» **Task brief**
For the listing below, give the number of lines in which "wynagrodzenie" occurs. Add nothing.

[Stored items from a collection]
"""

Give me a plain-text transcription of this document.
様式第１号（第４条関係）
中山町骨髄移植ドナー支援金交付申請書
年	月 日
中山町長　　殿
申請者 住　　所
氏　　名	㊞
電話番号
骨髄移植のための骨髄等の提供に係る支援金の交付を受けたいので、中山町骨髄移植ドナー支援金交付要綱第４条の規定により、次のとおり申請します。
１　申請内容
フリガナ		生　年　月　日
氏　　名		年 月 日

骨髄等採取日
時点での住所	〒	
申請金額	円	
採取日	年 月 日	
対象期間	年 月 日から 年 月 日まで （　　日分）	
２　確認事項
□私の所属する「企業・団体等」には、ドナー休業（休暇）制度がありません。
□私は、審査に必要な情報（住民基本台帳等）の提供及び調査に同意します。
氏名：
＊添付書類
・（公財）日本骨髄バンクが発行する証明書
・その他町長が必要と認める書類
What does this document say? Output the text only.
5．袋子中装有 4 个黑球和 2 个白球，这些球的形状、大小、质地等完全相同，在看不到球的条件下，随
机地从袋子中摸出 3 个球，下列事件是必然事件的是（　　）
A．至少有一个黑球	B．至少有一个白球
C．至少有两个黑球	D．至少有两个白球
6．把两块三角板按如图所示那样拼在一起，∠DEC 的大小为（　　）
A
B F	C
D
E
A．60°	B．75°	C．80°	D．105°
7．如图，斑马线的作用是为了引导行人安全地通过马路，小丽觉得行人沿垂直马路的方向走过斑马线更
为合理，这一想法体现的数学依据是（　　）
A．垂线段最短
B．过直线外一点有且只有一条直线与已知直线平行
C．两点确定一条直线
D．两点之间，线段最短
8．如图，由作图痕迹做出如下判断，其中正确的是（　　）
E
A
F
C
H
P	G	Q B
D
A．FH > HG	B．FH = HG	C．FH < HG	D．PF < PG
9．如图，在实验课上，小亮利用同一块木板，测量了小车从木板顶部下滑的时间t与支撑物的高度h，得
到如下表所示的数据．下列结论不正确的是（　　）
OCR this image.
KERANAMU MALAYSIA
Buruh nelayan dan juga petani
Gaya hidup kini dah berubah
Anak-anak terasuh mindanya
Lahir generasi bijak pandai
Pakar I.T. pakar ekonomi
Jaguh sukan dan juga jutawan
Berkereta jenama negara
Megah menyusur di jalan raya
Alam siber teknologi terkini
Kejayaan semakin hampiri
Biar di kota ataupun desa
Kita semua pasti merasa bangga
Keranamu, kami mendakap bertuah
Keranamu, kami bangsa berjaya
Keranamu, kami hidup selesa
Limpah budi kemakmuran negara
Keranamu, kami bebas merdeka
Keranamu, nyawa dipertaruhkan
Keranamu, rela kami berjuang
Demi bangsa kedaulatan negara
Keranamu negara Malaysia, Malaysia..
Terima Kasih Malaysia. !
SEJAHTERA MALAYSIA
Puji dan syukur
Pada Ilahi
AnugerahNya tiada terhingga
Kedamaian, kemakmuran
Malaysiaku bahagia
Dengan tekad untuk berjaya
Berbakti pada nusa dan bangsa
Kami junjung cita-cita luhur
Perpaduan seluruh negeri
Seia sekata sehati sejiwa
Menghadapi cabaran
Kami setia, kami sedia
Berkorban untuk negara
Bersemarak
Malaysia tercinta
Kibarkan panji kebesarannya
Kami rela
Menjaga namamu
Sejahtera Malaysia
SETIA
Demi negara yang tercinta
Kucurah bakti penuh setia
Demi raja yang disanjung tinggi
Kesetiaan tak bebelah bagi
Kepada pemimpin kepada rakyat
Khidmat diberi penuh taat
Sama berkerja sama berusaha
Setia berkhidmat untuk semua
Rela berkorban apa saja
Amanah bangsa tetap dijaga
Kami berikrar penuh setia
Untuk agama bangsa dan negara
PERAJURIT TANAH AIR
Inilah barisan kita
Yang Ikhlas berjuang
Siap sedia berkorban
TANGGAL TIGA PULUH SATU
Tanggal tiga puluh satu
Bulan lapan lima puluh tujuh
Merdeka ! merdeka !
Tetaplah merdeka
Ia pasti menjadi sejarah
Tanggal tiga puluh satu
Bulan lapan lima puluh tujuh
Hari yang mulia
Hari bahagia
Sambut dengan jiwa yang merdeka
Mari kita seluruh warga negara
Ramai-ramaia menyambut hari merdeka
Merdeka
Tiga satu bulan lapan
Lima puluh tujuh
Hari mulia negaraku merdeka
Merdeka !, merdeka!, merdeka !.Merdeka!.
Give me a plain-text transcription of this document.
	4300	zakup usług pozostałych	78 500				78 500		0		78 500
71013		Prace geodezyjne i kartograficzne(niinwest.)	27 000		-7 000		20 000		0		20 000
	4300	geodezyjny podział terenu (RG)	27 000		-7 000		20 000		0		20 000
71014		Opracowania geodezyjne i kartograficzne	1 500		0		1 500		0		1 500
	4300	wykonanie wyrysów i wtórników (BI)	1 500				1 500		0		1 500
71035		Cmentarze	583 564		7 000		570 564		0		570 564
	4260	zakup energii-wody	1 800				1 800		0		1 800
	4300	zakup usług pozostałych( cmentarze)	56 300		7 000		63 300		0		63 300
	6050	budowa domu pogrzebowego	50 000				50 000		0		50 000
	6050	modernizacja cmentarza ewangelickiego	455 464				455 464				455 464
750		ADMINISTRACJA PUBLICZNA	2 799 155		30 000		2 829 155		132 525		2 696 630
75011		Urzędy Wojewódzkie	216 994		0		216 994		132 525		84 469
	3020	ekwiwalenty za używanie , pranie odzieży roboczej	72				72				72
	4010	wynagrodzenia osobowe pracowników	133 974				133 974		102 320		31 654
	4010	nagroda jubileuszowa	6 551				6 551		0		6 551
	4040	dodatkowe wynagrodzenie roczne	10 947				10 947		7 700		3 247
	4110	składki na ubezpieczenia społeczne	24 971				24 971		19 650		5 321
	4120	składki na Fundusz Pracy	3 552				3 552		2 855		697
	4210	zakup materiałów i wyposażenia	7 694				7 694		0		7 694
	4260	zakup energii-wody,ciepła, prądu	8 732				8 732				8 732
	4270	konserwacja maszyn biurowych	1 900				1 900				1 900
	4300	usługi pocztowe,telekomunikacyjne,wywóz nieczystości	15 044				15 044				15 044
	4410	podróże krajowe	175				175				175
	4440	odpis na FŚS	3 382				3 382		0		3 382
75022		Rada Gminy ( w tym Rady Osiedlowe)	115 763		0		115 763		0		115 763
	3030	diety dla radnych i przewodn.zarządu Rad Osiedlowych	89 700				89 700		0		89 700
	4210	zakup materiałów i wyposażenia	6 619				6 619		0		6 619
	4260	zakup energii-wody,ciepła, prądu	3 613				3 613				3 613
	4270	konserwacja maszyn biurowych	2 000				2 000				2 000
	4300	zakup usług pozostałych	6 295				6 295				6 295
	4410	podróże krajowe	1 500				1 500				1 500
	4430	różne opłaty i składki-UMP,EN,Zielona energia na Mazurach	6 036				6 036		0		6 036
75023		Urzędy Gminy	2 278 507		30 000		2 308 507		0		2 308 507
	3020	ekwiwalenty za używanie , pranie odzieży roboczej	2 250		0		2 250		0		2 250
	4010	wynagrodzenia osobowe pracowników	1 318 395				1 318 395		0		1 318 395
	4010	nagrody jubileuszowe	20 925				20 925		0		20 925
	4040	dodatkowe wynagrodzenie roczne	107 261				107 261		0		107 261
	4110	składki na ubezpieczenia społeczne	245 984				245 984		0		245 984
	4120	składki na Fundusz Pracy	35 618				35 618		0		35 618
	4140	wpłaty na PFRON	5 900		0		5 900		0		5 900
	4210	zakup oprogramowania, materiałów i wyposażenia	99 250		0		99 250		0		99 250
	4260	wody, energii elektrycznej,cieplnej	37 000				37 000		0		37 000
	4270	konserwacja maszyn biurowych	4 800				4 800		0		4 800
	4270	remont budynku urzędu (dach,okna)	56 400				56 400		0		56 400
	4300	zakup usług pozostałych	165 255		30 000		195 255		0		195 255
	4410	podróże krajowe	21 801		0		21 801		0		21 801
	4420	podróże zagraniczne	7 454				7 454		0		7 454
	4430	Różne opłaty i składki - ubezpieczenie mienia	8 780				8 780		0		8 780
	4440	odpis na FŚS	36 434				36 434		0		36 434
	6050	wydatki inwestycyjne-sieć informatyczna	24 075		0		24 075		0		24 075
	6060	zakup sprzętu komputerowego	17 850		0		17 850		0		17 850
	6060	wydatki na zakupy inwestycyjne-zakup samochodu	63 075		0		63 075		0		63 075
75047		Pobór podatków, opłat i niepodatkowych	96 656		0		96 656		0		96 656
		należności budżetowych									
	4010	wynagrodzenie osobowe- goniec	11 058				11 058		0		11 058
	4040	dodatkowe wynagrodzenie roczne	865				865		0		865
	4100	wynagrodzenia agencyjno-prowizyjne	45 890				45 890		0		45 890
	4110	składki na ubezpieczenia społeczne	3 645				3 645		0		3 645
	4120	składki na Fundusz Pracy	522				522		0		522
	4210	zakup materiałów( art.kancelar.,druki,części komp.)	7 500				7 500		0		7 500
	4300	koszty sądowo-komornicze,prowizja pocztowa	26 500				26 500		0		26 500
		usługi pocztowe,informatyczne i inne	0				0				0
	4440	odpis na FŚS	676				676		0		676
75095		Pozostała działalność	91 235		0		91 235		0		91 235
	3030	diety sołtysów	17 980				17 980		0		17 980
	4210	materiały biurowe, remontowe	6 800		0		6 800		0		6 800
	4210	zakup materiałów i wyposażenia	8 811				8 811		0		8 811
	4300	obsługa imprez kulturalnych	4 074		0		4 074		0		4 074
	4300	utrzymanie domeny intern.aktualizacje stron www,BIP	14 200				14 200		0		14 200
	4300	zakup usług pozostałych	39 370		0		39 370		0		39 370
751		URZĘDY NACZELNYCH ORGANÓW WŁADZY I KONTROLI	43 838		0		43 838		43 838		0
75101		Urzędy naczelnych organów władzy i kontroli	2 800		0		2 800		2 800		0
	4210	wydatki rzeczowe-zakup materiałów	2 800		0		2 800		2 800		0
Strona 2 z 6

"""

» **Solution to this exercise**
4